• [Required task]:
Copy each line below in which the word "name" occurs.

Excerpts from a figure dataset
--------

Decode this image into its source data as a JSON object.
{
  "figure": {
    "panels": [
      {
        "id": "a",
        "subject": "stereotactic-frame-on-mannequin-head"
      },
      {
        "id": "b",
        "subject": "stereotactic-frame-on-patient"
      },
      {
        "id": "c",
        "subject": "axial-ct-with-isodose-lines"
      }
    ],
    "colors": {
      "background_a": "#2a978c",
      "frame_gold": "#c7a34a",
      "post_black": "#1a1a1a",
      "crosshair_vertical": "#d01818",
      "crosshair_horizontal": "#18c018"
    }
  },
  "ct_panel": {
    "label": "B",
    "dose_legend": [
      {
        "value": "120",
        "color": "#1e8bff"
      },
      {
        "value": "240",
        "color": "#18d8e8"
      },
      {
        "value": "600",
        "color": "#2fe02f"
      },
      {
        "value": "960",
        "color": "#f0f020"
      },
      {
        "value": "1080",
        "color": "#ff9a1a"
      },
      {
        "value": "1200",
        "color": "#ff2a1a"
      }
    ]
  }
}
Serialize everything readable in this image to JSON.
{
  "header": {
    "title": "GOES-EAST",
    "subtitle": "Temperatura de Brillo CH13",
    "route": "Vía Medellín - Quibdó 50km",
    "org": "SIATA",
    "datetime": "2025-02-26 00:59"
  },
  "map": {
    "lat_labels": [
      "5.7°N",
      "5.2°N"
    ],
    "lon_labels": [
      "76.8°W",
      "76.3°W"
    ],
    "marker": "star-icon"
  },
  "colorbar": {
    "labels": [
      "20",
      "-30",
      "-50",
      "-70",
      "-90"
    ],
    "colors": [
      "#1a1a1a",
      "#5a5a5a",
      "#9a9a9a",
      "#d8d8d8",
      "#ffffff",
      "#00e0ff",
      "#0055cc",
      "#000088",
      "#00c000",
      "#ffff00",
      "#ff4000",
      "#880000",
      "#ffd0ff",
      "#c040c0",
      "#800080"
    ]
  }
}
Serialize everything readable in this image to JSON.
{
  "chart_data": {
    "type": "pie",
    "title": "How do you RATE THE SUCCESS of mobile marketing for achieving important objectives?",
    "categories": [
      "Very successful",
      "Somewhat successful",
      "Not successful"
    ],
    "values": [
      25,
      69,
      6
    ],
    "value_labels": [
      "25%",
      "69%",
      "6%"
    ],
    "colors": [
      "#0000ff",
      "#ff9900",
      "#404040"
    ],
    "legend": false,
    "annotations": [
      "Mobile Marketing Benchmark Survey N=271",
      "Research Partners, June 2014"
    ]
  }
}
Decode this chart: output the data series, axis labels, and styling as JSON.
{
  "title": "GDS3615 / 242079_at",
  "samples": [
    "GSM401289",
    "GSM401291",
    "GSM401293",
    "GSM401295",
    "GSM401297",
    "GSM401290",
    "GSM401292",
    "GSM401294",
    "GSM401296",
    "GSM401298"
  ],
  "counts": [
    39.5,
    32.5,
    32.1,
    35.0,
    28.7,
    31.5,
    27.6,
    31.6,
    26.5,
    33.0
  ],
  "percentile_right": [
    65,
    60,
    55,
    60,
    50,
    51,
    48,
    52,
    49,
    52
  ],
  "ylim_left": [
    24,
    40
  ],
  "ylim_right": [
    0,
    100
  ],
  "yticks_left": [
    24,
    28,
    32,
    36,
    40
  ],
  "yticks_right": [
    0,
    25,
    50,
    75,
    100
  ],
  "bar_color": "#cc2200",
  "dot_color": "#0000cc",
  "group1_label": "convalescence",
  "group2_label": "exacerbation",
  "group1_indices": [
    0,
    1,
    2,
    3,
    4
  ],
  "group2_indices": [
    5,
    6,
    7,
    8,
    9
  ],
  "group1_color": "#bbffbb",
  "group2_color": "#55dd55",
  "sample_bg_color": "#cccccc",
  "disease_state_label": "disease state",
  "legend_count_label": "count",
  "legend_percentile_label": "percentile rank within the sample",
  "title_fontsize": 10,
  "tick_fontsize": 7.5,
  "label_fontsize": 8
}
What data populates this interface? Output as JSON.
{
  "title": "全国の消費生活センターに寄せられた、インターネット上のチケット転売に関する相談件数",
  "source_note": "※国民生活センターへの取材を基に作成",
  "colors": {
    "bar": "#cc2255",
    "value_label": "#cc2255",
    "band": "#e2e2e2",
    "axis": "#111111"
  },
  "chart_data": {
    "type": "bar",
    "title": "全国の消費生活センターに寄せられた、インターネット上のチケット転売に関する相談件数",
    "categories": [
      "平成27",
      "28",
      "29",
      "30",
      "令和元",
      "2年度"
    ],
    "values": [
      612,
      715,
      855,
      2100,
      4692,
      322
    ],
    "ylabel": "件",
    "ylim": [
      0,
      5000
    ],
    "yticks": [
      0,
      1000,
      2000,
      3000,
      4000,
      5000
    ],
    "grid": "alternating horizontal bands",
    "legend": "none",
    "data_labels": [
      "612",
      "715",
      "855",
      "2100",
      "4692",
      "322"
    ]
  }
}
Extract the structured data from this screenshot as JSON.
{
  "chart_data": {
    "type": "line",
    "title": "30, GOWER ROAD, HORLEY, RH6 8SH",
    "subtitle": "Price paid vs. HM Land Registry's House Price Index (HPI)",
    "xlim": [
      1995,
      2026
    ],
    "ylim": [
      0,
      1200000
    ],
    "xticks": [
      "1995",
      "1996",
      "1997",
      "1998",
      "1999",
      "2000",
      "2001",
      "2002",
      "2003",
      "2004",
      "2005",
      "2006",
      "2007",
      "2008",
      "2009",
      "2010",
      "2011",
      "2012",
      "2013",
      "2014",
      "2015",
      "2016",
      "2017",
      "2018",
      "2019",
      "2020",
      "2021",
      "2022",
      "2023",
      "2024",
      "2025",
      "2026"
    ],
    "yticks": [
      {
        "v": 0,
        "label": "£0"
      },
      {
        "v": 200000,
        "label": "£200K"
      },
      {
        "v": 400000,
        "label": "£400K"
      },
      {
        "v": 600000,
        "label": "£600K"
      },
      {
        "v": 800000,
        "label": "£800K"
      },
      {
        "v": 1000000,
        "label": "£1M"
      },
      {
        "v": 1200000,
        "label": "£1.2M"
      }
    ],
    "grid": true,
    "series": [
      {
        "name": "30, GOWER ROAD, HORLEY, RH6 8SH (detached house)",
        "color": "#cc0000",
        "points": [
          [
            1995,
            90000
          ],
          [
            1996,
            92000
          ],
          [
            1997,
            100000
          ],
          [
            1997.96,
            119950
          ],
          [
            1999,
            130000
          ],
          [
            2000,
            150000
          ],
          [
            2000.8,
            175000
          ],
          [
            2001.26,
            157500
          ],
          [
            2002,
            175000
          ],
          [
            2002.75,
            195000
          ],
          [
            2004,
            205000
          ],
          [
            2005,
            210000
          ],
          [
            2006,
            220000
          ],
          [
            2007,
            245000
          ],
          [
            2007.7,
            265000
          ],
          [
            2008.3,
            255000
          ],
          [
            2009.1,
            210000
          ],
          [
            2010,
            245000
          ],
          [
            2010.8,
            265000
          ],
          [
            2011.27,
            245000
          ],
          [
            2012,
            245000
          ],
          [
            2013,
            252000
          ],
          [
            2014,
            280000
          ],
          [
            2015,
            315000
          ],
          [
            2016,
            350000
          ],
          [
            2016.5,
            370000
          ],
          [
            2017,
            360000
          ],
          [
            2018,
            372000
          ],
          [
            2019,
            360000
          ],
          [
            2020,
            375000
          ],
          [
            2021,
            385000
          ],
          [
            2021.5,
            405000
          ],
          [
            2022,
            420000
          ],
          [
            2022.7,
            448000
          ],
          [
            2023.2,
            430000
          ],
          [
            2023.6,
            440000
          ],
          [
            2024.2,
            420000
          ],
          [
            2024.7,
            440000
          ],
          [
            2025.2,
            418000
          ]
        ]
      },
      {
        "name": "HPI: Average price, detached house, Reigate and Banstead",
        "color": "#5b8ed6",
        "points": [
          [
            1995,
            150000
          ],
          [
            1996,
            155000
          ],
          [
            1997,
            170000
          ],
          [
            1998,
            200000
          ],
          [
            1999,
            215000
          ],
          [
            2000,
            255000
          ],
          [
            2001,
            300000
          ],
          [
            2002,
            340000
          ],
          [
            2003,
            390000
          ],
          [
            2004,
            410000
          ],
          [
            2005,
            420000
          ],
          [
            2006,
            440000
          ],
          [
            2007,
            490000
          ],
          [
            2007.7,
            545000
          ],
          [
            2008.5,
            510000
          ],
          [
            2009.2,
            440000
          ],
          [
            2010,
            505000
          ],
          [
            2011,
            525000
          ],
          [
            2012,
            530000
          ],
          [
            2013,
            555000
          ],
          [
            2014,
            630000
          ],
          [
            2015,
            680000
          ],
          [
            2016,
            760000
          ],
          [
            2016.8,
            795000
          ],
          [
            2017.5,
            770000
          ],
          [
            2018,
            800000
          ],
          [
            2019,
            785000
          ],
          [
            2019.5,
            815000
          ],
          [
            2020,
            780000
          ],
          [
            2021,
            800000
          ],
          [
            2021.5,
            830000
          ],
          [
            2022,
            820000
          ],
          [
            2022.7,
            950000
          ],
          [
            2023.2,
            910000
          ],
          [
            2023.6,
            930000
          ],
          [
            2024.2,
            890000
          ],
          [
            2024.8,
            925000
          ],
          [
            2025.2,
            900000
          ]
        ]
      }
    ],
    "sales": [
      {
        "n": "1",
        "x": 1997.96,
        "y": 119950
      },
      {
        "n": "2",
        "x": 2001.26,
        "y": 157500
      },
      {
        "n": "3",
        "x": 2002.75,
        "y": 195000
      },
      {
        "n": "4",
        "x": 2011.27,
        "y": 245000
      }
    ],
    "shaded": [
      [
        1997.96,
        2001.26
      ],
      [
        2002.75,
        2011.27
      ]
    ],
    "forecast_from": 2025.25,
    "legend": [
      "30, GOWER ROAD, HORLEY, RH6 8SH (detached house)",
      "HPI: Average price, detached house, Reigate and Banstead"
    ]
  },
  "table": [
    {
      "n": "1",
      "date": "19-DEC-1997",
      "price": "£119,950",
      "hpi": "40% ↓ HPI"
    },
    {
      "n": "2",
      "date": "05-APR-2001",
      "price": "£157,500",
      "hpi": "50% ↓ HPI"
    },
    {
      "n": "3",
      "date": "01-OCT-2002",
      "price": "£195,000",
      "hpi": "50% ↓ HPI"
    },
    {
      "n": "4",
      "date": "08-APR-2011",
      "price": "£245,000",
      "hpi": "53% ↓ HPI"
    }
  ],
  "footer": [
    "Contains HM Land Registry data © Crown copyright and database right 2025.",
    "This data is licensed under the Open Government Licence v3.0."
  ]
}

--------

• [Written solution]:
        "name": "30, GOWER ROAD, HORLEY, RH6 8SH (detached house)",
        "name": "HPI: Average price, detached house, Reigate and Banstead",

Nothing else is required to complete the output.